## [GIVEN REQUEST]
Here are some records; copy every line that holds the word "brilliance".

## [DATASET EXTRACT]

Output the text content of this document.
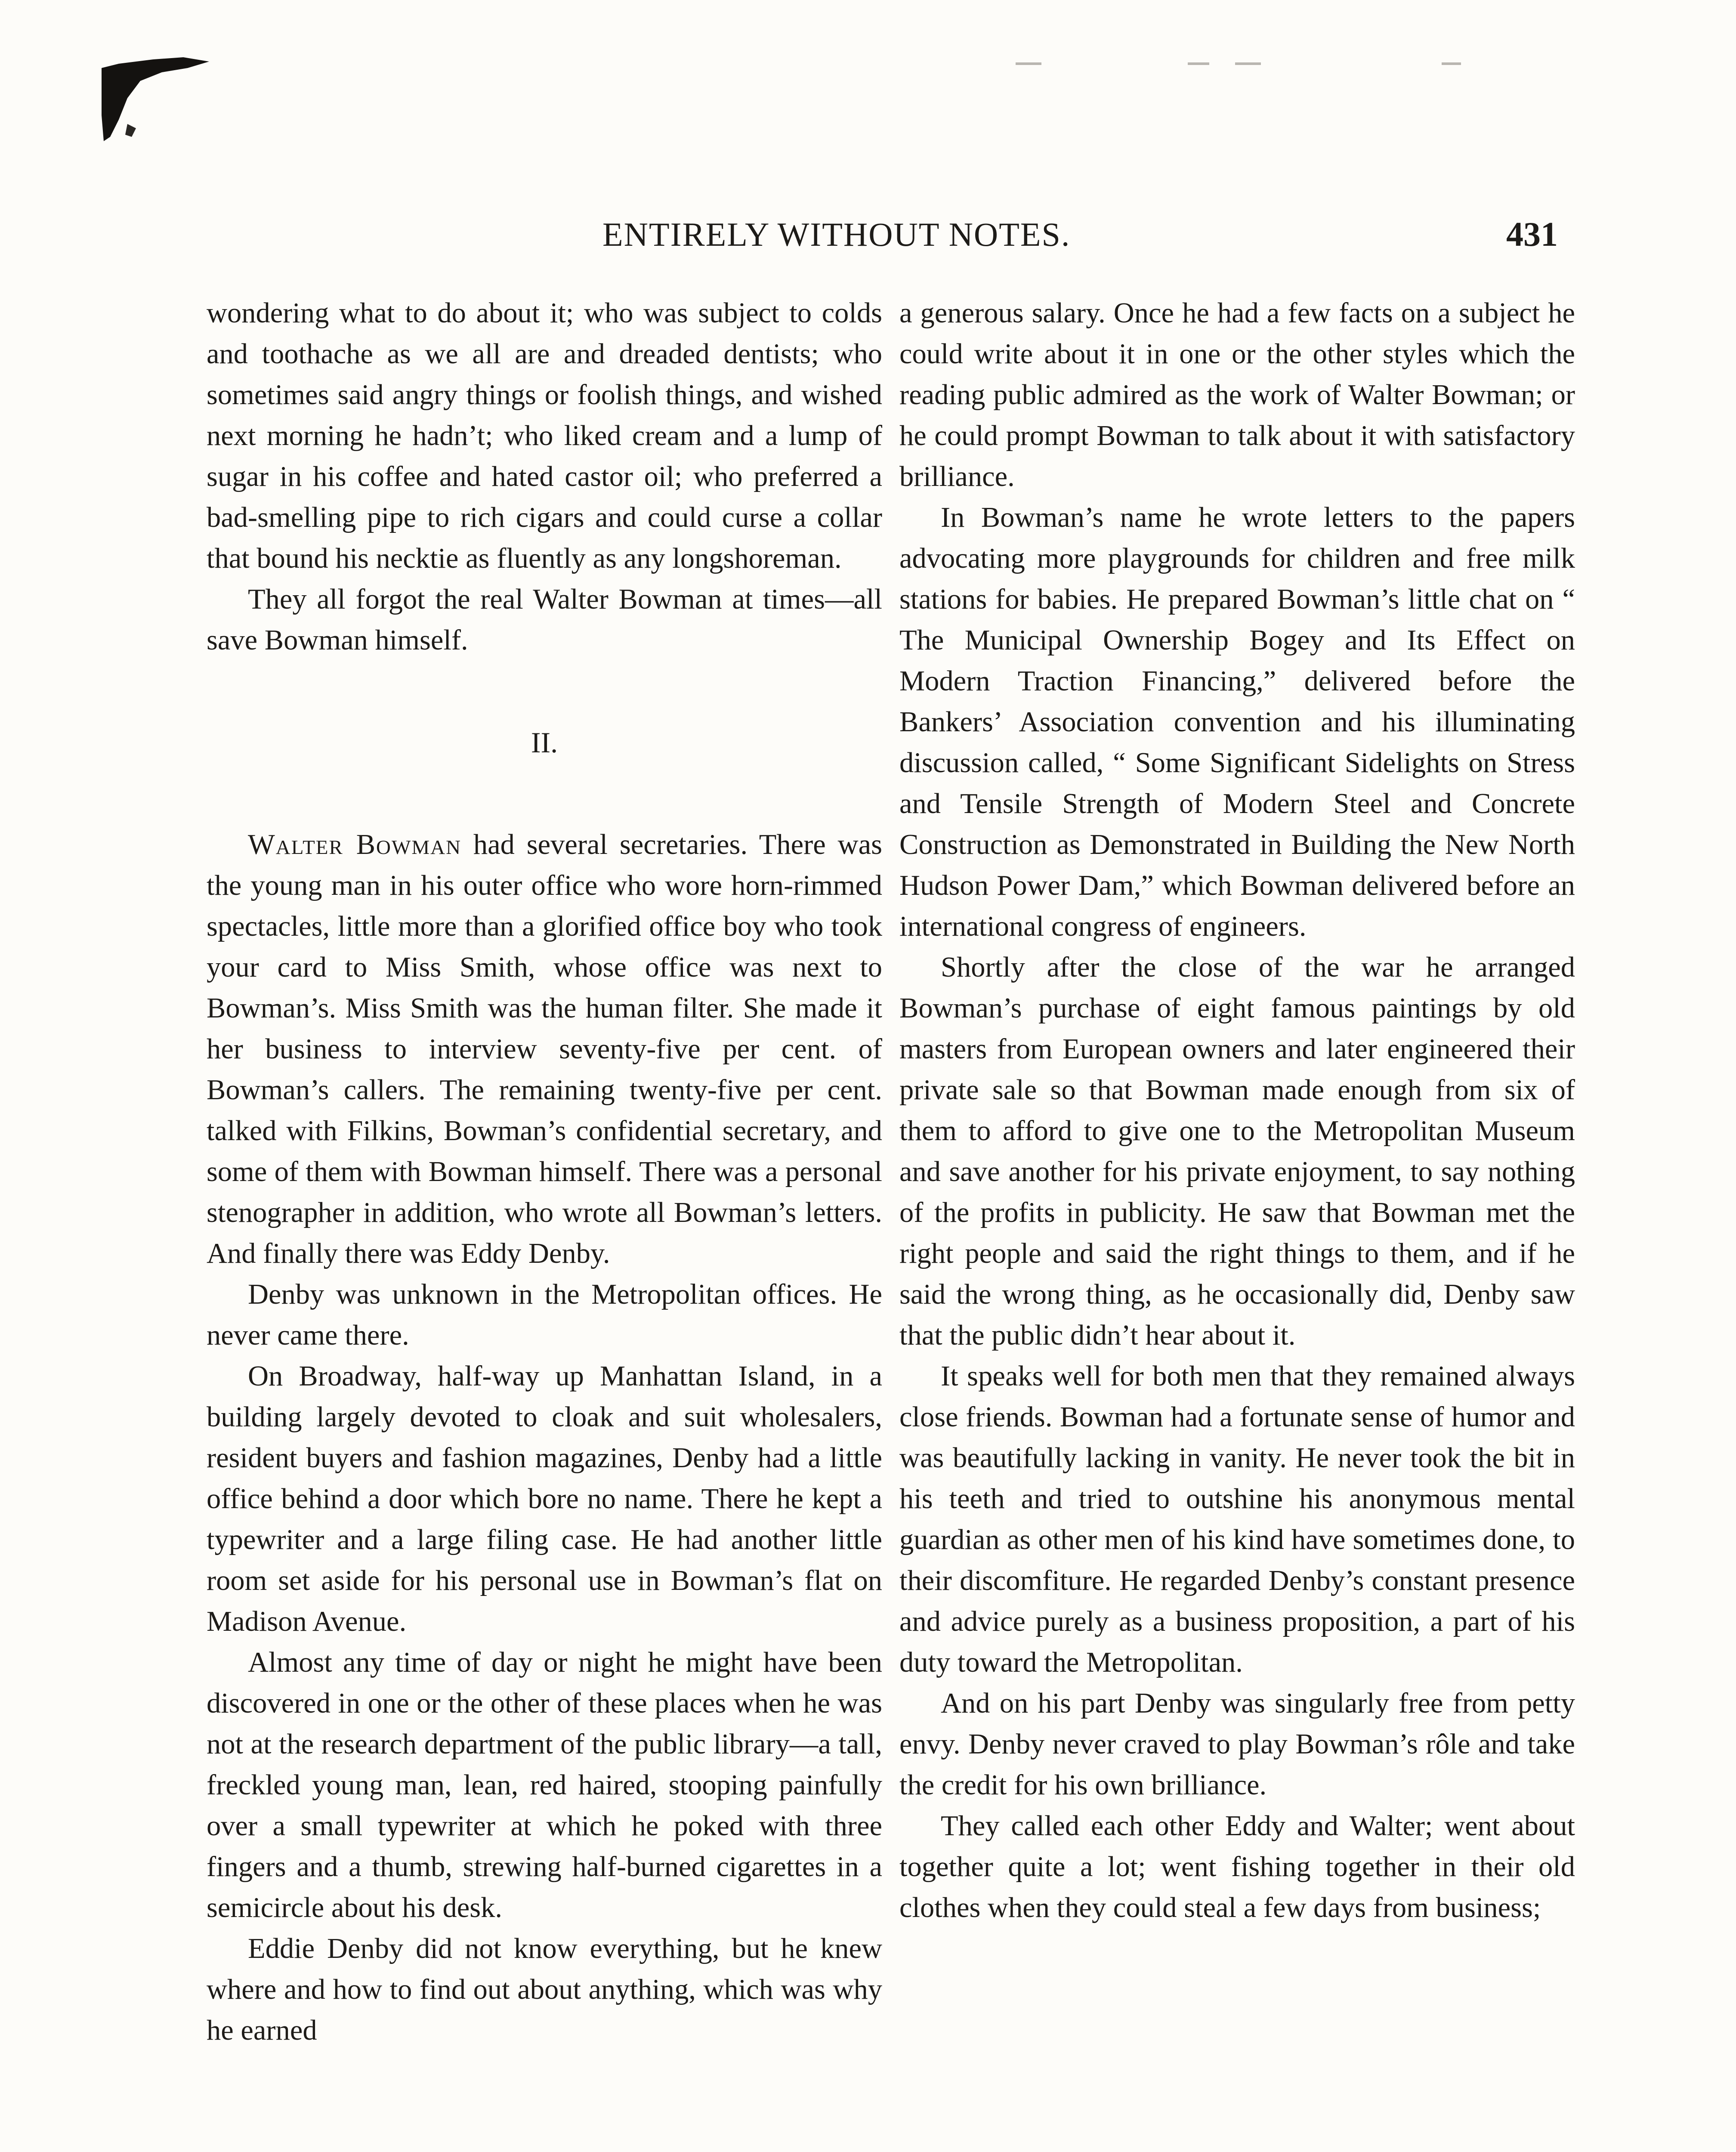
ENTIRELY WITHOUT NOTES.	431

wondering what to do about it; who was subject to colds and toothache as we all are and dreaded dentists; who sometimes said angry things or foolish things, and wished next morning he hadn’t; who liked cream and a lump of sugar in his coffee and hated castor oil; who preferred a bad-smelling pipe to rich cigars and could curse a collar that bound his necktie as fluently as any longshoreman.

They all forgot the real Walter Bowman at times—all save Bowman himself.

II.

Walter Bowman had several secretaries. There was the young man in his outer office who wore horn-rimmed spectacles, little more than a glorified office boy who took your card to Miss Smith, whose office was next to Bowman’s. Miss Smith was the human filter. She made it her business to interview seventy-five per cent. of Bowman’s callers. The remaining twenty-five per cent. talked with Filkins, Bowman’s confidential secretary, and some of them with Bowman himself. There was a personal stenographer in addition, who wrote all Bowman’s letters. And finally there was Eddy Denby.

Denby was unknown in the Metropolitan offices. He never came there.

On Broadway, half-way up Manhattan Island, in a building largely devoted to cloak and suit wholesalers, resident buyers and fashion magazines, Denby had a little office behind a door which bore no name. There he kept a typewriter and a large filing case. He had another little room set aside for his personal use in Bowman’s flat on Madison Avenue.

Almost any time of day or night he might have been discovered in one or the other of these places when he was not at the research department of the public library—a tall, freckled young man, lean, red haired, stooping painfully over a small typewriter at which he poked with three fingers and a thumb, strewing half-burned cigarettes in a semicircle about his desk.

Eddie Denby did not know everything, but he knew where and how to find out about anything, which was why he earned

a generous salary. Once he had a few facts on a subject he could write about it in one or the other styles which the reading public admired as the work of Walter Bowman; or he could prompt Bowman to talk about it with satisfactory brilliance.

In Bowman’s name he wrote letters to the papers advocating more playgrounds for children and free milk stations for babies. He prepared Bowman’s little chat on “ The Municipal Ownership Bogey and Its Effect on Modern Traction Financing,” delivered before the Bankers’ Association convention and his illuminating discussion called, “ Some Significant Sidelights on Stress and Tensile Strength of Modern Steel and Concrete Construction as Demonstrated in Building the New North Hudson Power Dam,” which Bowman delivered before an international congress of engineers.

Shortly after the close of the war he arranged Bowman’s purchase of eight famous paintings by old masters from European owners and later engineered their private sale so that Bowman made enough from six of them to afford to give one to the Metropolitan Museum and save another for his private enjoyment, to say nothing of the profits in publicity. He saw that Bowman met the right people and said the right things to them, and if he said the wrong thing, as he occasionally did, Denby saw that the public didn’t hear about it.

It speaks well for both men that they remained always close friends. Bowman had a fortunate sense of humor and was beautifully lacking in vanity. He never took the bit in his teeth and tried to outshine his anonymous mental guardian as other men of his kind have sometimes done, to their discomfiture. He regarded Denby’s constant presence and advice purely as a business proposition, a part of his duty toward the Metropolitan.

And on his part Denby was singularly free from petty envy. Denby never craved to play Bowman’s rôle and take the credit for his own brilliance.

They called each other Eddy and Walter; went about together quite a lot; went fishing together in their old clothes when they could steal a few days from business;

## [OUTPUT BELOW]
a generous salary. Once he had a few facts on a subject he could write about it in one or the other styles which the reading public admired as the work of Walter Bowman; or he could prompt Bowman to talk about it with satisfactory brilliance.
And on his part Denby was singularly free from petty envy. Denby never craved to play Bowman’s rôle and take the credit for his own brilliance.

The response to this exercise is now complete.